**Problem requirements:** Report the count of lines that carry the string "many", and add nothing.
---- Records for the exercise
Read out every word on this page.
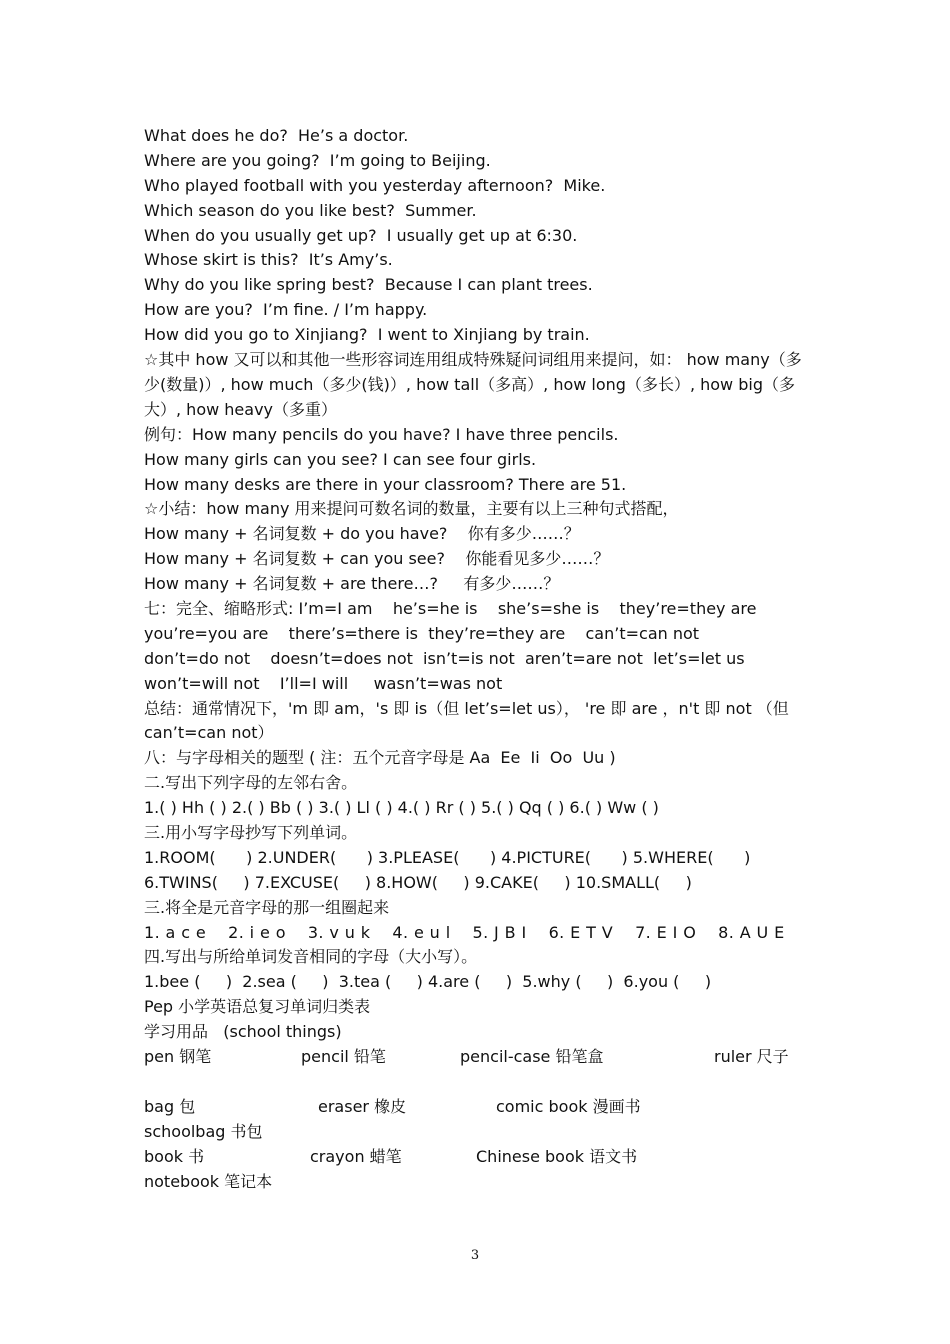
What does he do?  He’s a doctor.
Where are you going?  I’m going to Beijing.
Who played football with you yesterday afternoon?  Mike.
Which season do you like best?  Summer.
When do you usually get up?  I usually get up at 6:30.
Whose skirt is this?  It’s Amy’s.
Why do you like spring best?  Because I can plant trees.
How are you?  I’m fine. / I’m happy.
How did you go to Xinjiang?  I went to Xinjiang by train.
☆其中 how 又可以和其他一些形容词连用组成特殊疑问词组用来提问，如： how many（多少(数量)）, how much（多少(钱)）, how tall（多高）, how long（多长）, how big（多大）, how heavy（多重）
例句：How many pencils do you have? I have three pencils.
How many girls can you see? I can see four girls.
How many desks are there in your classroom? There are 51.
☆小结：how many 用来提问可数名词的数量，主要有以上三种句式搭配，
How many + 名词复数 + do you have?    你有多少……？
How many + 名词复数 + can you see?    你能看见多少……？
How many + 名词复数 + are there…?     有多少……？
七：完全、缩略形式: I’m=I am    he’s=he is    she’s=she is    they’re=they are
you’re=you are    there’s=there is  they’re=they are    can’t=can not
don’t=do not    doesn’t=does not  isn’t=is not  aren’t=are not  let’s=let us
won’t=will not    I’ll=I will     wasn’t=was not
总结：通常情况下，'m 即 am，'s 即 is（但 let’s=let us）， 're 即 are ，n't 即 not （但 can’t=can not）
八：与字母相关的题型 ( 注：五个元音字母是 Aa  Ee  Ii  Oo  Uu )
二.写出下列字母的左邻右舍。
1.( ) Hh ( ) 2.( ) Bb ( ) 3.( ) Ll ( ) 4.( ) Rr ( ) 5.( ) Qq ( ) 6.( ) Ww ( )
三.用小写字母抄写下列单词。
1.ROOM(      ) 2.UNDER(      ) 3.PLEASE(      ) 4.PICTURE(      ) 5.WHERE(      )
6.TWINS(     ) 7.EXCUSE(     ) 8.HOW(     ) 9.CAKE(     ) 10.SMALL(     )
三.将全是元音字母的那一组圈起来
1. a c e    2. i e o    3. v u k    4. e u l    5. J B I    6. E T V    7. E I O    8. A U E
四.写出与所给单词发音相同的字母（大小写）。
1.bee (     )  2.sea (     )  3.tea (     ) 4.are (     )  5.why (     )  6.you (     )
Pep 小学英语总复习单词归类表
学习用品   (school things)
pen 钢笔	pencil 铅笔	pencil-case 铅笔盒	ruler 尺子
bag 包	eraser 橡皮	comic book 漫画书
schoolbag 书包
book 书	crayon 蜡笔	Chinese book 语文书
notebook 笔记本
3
--------
---- Records for the exercise
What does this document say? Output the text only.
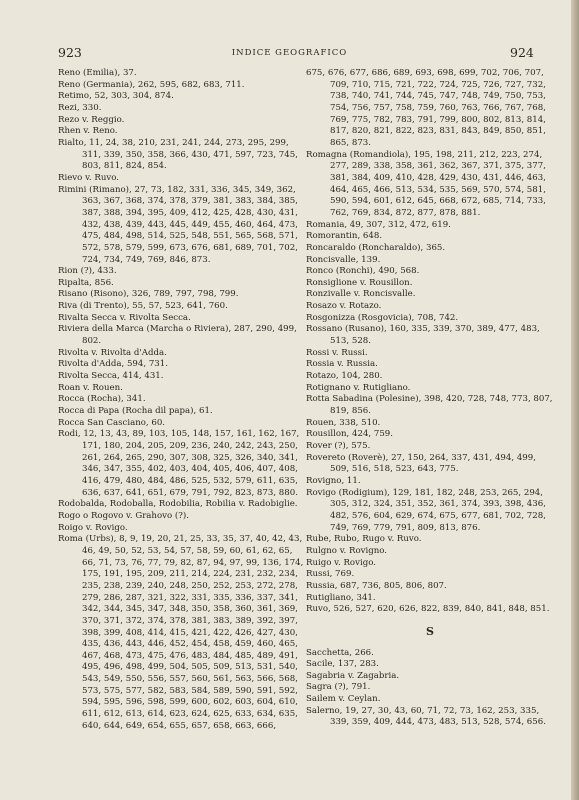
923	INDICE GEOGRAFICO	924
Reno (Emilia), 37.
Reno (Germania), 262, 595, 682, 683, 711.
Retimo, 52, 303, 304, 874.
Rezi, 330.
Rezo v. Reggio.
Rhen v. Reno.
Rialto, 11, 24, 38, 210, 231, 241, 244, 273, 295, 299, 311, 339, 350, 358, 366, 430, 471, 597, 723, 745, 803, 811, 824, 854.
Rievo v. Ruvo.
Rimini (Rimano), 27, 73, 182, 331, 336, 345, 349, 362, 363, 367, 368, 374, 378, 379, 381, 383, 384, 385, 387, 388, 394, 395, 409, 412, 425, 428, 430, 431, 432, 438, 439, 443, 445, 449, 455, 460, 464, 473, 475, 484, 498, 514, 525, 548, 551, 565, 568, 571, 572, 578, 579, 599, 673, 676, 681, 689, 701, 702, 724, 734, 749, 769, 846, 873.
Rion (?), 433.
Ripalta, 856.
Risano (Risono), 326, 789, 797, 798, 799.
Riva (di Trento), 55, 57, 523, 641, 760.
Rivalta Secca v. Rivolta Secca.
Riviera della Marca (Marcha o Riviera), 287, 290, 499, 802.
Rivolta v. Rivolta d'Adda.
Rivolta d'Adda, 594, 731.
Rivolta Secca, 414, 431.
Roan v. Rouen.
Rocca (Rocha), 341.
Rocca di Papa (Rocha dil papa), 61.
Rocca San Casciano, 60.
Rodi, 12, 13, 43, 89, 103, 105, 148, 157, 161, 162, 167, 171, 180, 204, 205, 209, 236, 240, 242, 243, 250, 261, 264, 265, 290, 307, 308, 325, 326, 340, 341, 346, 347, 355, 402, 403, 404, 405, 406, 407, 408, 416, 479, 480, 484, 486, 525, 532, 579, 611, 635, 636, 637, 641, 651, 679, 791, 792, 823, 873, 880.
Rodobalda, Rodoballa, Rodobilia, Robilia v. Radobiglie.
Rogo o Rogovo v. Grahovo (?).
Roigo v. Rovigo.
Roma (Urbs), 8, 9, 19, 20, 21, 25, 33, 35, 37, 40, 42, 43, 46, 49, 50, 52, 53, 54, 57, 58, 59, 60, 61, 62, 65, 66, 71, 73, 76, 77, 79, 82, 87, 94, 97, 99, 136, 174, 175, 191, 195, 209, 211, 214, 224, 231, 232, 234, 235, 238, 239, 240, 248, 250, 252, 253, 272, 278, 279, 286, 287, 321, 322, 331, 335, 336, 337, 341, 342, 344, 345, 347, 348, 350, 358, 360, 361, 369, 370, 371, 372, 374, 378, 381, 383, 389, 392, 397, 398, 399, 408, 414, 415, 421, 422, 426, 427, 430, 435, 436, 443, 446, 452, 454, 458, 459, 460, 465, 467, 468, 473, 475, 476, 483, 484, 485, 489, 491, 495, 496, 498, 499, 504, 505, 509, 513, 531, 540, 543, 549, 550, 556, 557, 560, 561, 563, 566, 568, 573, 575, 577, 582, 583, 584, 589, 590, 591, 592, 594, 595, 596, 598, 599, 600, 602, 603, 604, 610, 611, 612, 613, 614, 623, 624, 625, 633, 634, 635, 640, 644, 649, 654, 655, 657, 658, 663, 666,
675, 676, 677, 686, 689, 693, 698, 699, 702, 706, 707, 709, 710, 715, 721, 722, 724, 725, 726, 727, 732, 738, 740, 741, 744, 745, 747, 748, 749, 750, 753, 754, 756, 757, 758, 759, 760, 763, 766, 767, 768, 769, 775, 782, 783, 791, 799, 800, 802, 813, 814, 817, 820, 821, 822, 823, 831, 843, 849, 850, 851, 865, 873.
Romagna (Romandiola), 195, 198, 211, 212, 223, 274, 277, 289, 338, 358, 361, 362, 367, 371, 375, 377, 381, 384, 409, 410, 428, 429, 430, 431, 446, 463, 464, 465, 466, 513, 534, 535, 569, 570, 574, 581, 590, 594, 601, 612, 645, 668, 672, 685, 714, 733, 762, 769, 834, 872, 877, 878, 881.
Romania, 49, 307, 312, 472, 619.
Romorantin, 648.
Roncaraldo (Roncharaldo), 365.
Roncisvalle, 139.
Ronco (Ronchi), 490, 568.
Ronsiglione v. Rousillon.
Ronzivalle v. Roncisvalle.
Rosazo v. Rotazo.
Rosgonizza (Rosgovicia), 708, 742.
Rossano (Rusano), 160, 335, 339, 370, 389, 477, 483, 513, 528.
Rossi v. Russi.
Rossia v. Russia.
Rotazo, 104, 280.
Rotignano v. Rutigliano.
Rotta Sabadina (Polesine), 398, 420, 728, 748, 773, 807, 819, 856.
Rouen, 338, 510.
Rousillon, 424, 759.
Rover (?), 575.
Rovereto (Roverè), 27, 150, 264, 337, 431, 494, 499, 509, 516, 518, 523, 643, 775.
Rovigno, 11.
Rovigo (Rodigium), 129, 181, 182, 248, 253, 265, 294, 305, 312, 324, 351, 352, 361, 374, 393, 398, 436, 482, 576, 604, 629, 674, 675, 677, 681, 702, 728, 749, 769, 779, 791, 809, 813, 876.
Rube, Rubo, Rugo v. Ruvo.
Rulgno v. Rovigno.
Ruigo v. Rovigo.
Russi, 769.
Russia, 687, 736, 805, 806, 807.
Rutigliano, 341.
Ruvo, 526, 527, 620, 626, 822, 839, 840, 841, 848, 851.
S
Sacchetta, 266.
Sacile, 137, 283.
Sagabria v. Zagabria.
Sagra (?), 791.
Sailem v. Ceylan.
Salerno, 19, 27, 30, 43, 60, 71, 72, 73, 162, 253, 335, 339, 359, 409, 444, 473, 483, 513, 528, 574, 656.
--------
---- Records for the exercise
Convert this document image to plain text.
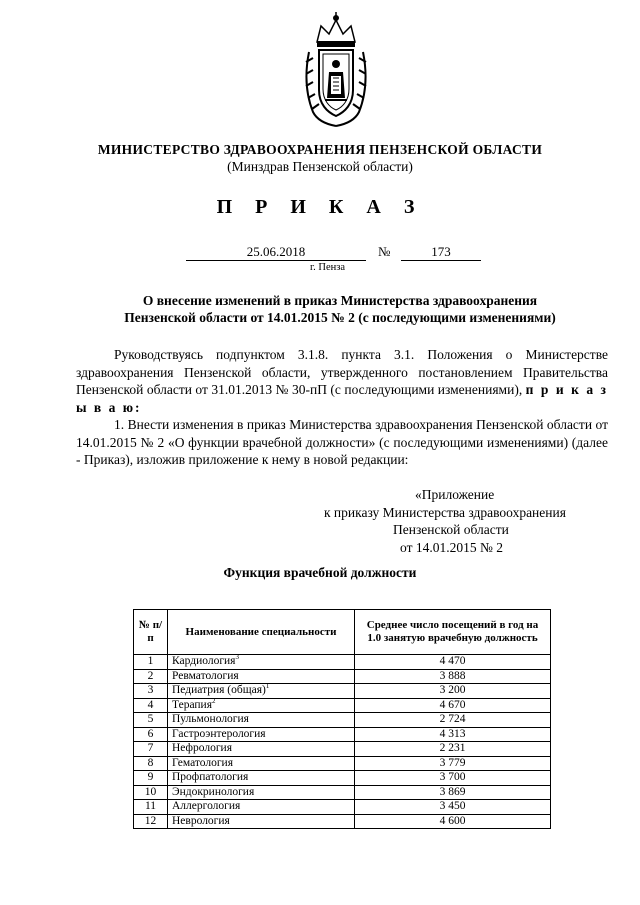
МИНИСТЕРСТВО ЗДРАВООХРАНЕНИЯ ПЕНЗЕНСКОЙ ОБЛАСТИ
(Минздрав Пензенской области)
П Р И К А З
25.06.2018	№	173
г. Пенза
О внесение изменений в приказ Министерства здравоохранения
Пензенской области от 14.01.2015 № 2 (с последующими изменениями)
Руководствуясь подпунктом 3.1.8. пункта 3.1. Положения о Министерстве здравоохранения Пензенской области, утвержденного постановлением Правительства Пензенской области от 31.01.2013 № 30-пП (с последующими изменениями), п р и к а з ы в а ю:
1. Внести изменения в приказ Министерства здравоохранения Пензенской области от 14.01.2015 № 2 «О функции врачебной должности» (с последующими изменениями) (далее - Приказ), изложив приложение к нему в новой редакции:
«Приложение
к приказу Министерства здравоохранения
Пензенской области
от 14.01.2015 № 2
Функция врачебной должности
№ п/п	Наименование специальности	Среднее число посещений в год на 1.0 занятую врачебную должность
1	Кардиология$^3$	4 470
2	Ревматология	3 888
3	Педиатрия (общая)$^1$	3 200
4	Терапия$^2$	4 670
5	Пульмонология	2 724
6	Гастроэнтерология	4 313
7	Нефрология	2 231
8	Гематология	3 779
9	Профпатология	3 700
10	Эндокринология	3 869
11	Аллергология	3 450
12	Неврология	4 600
--------
**Response to this task:** 8